Extracted information:
— Start —
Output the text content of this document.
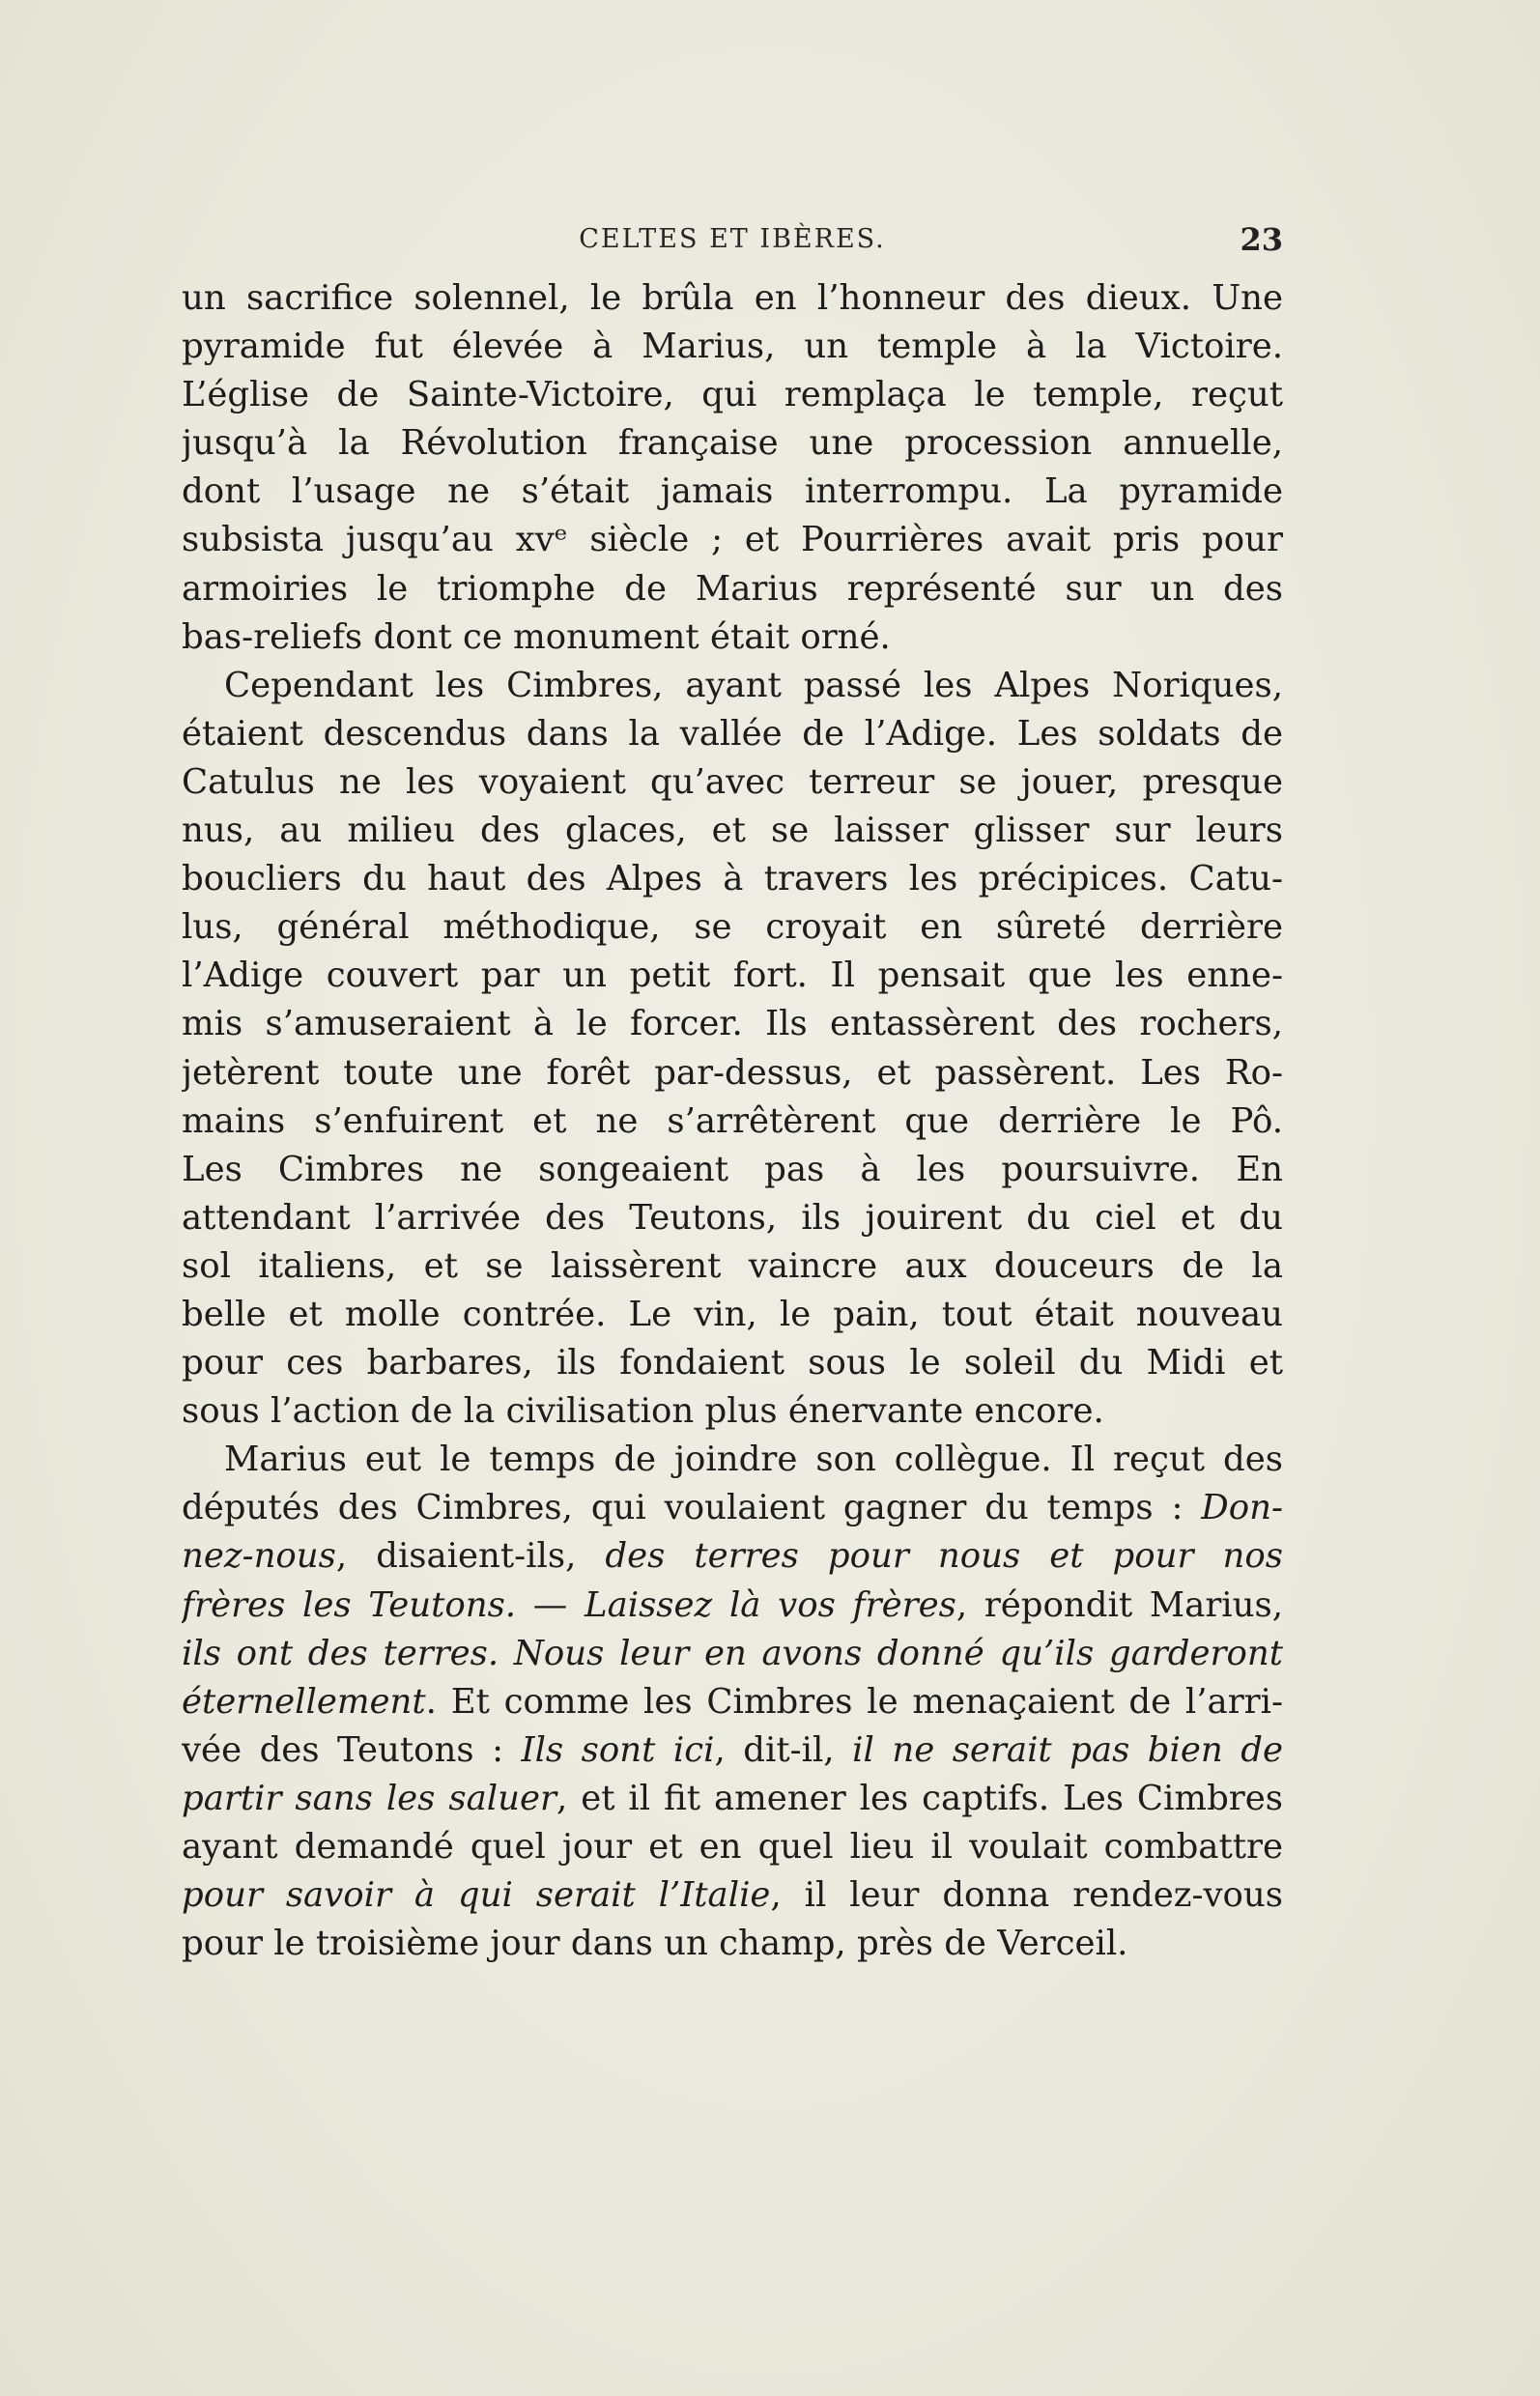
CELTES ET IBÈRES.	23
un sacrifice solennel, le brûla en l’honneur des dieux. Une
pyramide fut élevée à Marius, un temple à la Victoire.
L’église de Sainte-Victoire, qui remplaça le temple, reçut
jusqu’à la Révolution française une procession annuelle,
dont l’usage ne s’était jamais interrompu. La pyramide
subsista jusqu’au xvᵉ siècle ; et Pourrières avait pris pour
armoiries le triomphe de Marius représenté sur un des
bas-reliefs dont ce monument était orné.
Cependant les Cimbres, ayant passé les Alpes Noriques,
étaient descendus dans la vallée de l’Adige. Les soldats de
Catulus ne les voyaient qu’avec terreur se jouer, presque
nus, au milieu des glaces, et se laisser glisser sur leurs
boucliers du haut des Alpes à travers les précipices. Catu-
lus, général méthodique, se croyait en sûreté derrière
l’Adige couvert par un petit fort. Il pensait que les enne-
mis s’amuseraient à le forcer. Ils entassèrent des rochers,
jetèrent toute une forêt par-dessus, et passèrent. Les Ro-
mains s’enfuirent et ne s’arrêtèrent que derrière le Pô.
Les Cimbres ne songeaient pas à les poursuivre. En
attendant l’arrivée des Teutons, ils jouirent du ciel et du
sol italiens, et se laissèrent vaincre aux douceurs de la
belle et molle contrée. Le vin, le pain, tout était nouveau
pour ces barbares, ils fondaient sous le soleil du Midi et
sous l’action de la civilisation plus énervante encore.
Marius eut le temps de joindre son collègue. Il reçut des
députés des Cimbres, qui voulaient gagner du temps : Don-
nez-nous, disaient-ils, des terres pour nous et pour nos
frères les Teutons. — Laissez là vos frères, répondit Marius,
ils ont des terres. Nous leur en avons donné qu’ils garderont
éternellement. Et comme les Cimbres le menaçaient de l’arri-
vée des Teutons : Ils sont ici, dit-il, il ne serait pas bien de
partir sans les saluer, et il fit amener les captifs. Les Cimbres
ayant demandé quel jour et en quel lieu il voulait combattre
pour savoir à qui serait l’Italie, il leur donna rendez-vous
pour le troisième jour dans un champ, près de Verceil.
— End —
— Start —
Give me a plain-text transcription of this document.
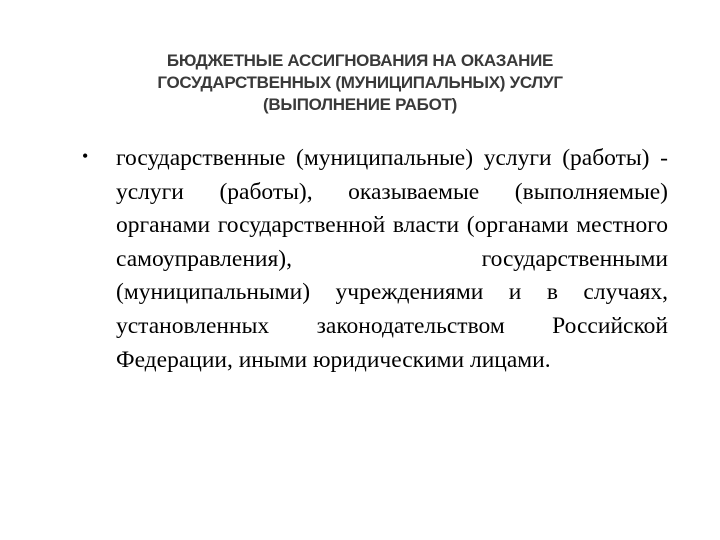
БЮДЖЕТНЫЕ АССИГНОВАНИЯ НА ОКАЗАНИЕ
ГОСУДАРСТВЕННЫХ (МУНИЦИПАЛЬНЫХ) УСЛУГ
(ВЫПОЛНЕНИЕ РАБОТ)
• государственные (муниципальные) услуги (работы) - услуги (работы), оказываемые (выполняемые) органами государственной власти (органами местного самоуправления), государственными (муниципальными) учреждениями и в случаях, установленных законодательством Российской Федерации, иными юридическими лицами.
— End —
Exercise instructions: Each line that has the word "Teutons" should be copied.

Correct result:
attendant l’arrivée des Teutons, ils jouirent du ciel et du
frères les Teutons. — Laissez là vos frères, répondit Marius,
vée des Teutons : Ils sont ici, dit-il, il ne serait pas bien de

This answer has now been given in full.